Copy out the listing in full, exactly as written, but not its pictures.

_The records_.
■ ■ ■ ■ ■

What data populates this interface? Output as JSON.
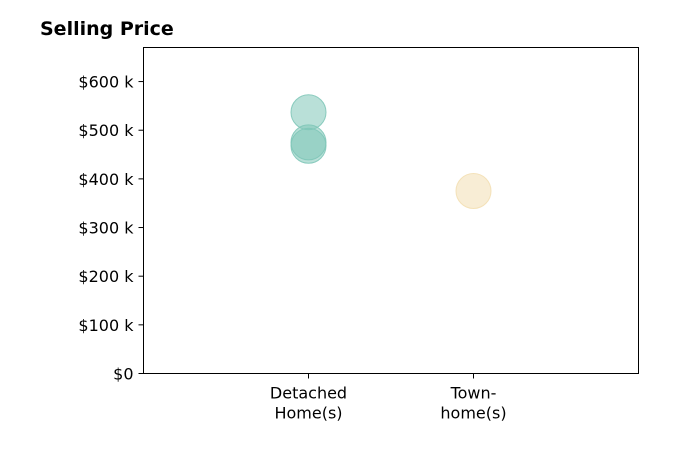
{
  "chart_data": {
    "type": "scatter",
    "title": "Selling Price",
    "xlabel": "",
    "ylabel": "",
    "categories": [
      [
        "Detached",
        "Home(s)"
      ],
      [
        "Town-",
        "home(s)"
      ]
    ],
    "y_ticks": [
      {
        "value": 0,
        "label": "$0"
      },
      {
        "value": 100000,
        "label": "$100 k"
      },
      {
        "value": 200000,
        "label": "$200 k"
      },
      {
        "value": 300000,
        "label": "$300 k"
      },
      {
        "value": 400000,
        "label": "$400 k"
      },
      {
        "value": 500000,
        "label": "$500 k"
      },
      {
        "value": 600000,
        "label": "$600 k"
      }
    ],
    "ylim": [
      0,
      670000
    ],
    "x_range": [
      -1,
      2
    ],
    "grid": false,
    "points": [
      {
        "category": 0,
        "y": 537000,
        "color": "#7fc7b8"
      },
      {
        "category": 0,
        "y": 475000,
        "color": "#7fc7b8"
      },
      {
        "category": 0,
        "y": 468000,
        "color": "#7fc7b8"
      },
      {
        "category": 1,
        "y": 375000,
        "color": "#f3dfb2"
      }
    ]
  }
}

■ ■ ■ ■ ■

_Reply_.
What data populates this interface? Output as JSON.
{
  "chart_data": {
    "type": "scatter",
    "title": "Selling Price",
    "xlabel": "",
    "ylabel": "",
    "categories": [
      [
        "Detached",
        "Home(s)"
      ],
      [
        "Town-",
        "home(s)"
      ]
    ],
    "y_ticks": [
      {
        "value": 0,
        "label": "$0"
      },
      {
        "value": 100000,
        "label": "$100 k"
      },
      {
        "value": 200000,
        "label": "$200 k"
      },
      {
        "value": 300000,
        "label": "$300 k"
      },
      {
        "value": 400000,
        "label": "$400 k"
      },
      {
        "value": 500000,
        "label": "$500 k"
      },
      {
        "value": 600000,
        "label": "$600 k"
      }
    ],
    "ylim": [
      0,
      670000
    ],
    "x_range": [
      -1,
      2
    ],
    "grid": false,
    "points": [
      {
        "category": 0,
        "y": 537000,
        "color": "#7fc7b8"
      },
      {
        "category": 0,
        "y": 475000,
        "color": "#7fc7b8"
      },
      {
        "category": 0,
        "y": 468000,
        "color": "#7fc7b8"
      },
      {
        "category": 1,
        "y": 375000,
        "color": "#f3dfb2"
      }
    ]
  }
}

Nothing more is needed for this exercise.